WHAT NEEDS TO BE DONE - Check each line of the material below for "Trang", then copy the ones that contain it.

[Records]
:::::

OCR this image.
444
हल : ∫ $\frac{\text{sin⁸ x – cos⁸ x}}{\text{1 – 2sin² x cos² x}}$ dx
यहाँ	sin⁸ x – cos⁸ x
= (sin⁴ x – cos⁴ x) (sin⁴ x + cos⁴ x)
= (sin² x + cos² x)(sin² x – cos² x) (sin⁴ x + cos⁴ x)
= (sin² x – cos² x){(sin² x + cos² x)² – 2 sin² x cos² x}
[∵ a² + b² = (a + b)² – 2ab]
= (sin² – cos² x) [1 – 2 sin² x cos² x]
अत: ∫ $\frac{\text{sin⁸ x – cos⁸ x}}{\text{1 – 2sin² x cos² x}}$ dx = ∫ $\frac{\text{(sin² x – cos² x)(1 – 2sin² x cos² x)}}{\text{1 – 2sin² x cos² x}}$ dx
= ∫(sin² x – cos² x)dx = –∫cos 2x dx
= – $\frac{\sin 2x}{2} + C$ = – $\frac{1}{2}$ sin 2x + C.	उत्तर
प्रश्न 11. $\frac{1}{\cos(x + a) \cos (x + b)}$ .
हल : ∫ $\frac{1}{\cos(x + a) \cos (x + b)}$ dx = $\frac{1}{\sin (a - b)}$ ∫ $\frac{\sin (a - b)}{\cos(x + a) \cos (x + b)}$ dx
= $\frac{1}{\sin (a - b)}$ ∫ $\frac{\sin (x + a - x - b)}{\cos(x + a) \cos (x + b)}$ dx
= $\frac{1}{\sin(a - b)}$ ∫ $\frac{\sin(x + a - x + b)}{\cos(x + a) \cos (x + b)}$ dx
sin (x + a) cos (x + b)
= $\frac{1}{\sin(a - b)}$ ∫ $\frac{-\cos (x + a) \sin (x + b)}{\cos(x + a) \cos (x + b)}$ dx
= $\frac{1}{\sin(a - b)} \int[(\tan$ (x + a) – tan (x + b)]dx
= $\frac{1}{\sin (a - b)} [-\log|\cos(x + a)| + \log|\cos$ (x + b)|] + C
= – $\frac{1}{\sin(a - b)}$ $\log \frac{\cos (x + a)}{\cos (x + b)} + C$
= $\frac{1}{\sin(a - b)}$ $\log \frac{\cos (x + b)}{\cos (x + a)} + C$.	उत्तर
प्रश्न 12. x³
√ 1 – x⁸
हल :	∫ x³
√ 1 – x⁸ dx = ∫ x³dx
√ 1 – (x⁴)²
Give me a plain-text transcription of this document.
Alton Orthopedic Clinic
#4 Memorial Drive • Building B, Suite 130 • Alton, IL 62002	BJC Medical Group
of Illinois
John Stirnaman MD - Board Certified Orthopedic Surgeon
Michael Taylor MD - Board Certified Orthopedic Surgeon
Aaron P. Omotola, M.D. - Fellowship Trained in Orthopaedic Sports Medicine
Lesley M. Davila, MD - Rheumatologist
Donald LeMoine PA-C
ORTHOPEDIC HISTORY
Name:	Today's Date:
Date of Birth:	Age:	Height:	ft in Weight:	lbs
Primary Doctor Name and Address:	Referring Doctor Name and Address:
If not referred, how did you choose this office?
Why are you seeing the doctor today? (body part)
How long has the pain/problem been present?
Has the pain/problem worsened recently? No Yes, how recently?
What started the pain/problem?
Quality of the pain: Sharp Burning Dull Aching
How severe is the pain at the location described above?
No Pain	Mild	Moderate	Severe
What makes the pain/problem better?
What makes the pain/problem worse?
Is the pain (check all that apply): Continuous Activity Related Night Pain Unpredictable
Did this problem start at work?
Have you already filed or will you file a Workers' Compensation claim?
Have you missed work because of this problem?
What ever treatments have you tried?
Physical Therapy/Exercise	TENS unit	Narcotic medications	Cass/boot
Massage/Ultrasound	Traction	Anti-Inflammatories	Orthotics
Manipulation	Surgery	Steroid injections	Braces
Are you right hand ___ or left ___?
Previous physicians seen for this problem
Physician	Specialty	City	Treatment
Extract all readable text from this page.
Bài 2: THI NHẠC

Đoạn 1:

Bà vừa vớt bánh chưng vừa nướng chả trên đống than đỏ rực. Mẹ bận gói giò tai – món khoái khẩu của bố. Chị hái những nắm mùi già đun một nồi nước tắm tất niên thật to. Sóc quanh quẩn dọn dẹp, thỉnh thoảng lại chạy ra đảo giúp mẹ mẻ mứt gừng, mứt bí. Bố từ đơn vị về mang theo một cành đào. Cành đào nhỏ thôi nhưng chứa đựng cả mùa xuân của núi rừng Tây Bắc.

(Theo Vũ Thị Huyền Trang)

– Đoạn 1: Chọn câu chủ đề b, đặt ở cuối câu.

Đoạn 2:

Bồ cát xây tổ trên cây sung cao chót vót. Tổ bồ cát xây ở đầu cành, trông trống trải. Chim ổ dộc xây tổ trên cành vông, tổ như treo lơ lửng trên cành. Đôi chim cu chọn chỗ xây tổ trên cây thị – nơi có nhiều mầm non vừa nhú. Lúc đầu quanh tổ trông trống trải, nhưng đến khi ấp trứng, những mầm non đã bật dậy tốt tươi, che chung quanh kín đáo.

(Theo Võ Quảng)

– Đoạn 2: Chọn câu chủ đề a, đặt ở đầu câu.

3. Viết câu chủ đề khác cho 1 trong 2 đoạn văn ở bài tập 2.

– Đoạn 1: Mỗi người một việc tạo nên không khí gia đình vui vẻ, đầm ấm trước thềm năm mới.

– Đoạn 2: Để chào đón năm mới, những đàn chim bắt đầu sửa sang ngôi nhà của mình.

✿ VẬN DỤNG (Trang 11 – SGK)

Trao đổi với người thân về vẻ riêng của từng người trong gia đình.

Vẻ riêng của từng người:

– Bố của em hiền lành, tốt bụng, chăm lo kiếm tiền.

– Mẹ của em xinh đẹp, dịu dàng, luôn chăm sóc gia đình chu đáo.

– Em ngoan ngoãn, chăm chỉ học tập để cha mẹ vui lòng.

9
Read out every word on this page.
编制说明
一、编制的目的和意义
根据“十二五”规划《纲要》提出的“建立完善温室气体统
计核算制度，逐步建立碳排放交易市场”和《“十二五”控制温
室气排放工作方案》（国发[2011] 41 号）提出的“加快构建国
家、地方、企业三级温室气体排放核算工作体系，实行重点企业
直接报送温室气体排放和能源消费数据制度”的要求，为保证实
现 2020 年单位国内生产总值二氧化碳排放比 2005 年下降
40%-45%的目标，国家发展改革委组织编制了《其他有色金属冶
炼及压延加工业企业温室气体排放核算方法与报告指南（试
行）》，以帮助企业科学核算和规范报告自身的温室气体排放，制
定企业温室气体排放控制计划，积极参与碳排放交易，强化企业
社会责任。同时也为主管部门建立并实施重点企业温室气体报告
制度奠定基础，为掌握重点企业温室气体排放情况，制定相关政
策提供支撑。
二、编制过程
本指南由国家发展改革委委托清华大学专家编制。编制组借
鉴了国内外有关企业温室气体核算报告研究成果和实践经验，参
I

:::::

WRITTEN ANSWER -
(Theo Vũ Thị Huyền Trang)
✿ VẬN DỤNG (Trang 11 – SGK)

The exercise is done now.